- EXERCISE -
Each line of the listing that contains the word "经过原点" is to be copied.

━━ INFORMATION GIVEN ━━

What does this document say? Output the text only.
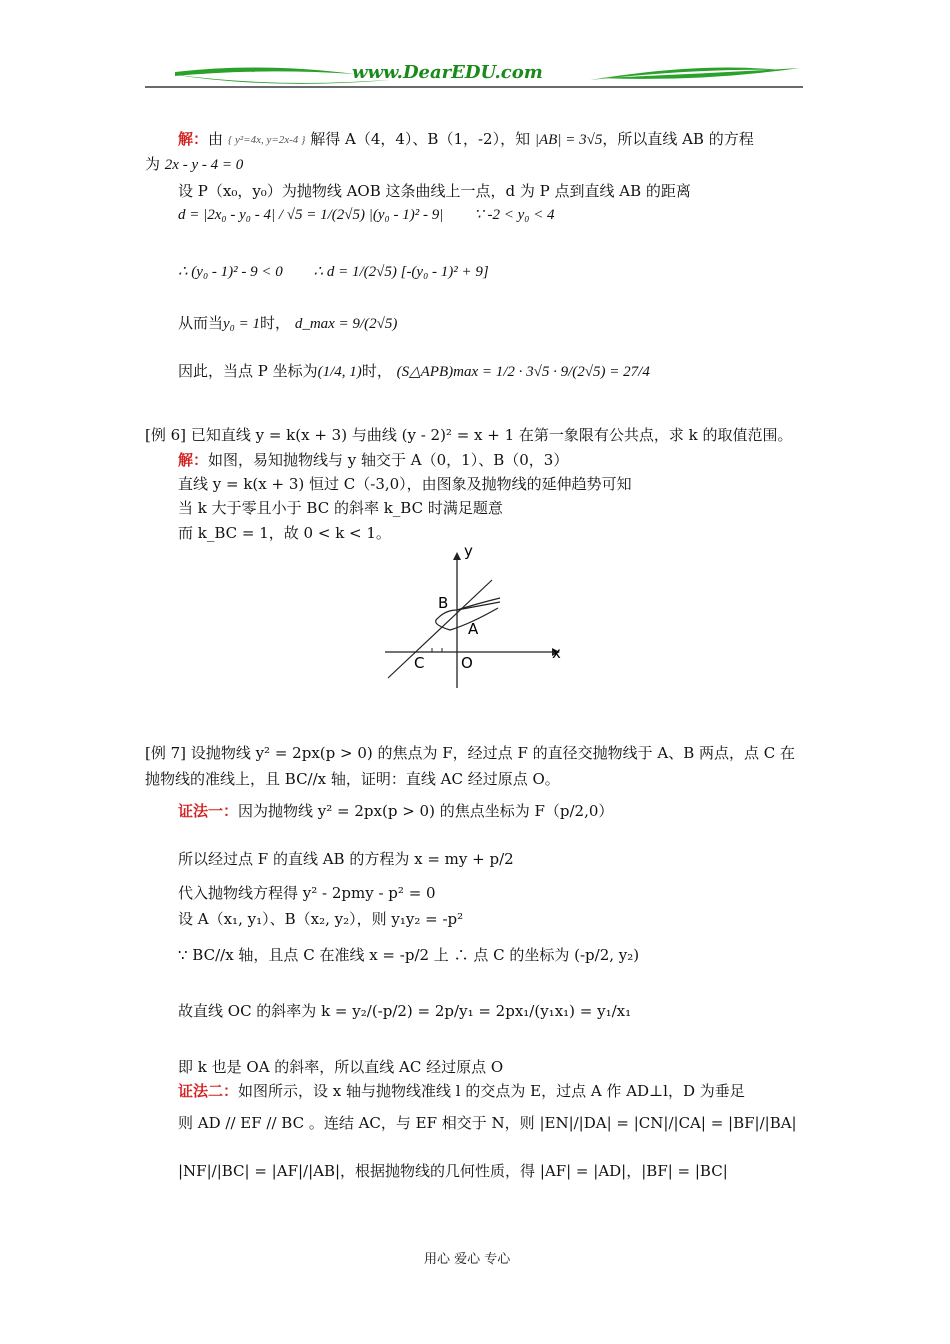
www.DearEDU.com
解：由 { y²=4x, y=2x-4 } 解得 A（4，4）、B（1，-2），知 |AB| = 3√5，所以直线 AB 的方程
为 2x - y - 4 = 0
设 P（x₀，y₀）为抛物线 AOB 这条曲线上一点，d 为 P 点到直线 AB 的距离
d = |2x₀ - y₀ - 4| / √5 = 1/(2√5) |(y₀ - 1)² - 9| ∵ -2 < y₀ < 4
∴ (y₀ - 1)² - 9 < 0 ∴ d = 1/(2√5) [-(y₀ - 1)² + 9]
从而当y₀ = 1时， d_max = 9/(2√5)
因此，当点 P 坐标为(1/4, 1)时， (S△APB)max = 1/2 · 3√5 · 9/(2√5) = 27/4
[例 6] 已知直线 y = k(x + 3) 与曲线 (y - 2)² = x + 1 在第一象限有公共点，求 k 的取值范围。
解：如图，易知抛物线与 y 轴交于 A（0，1）、B（0，3）
直线 y = k(x + 3) 恒过 C（-3,0），由图象及抛物线的延伸趋势可知
当 k 大于零且小于 BC 的斜率 k_BC 时满足题意
而 k_BC = 1，故 0 < k < 1。
y
x
B
A
C O
[例 7] 设抛物线 y² = 2px(p > 0) 的焦点为 F，经过点 F 的直径交抛物线于 A、B 两点，点 C 在
抛物线的准线上，且 BC//x 轴，证明：直线 AC 经过原点 O。
证法一：因为抛物线 y² = 2px(p > 0) 的焦点坐标为 F（p/2,0）
所以经过点 F 的直线 AB 的方程为 x = my + p/2
代入抛物线方程得 y² - 2pmy - p² = 0
设 A（x₁, y₁）、B（x₂, y₂），则 y₁y₂ = -p²
∵ BC//x 轴，且点 C 在准线 x = -p/2 上 ∴ 点 C 的坐标为 (-p/2, y₂)
故直线 OC 的斜率为 k = y₂/(-p/2) = 2p/y₁ = 2px₁/(y₁x₁) = y₁/x₁
即 k 也是 OA 的斜率，所以直线 AC 经过原点 O
证法二：如图所示，设 x 轴与抛物线准线 l 的交点为 E，过点 A 作 AD⊥l，D 为垂足
则 AD // EF // BC 。连结 AC，与 EF 相交于 N，则 |EN|/|DA| = |CN|/|CA| = |BF|/|BA|
|NF|/|BC| = |AF|/|AB|，根据抛物线的几何性质，得 |AF| = |AD|，|BF| = |BC|
用心 爱心 专心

━━━

- THE OUTPUT -
抛物线的准线上，且 BC//x 轴，证明：直线 AC 经过原点 O。
即 k 也是 OA 的斜率，所以直线 AC 经过原点 O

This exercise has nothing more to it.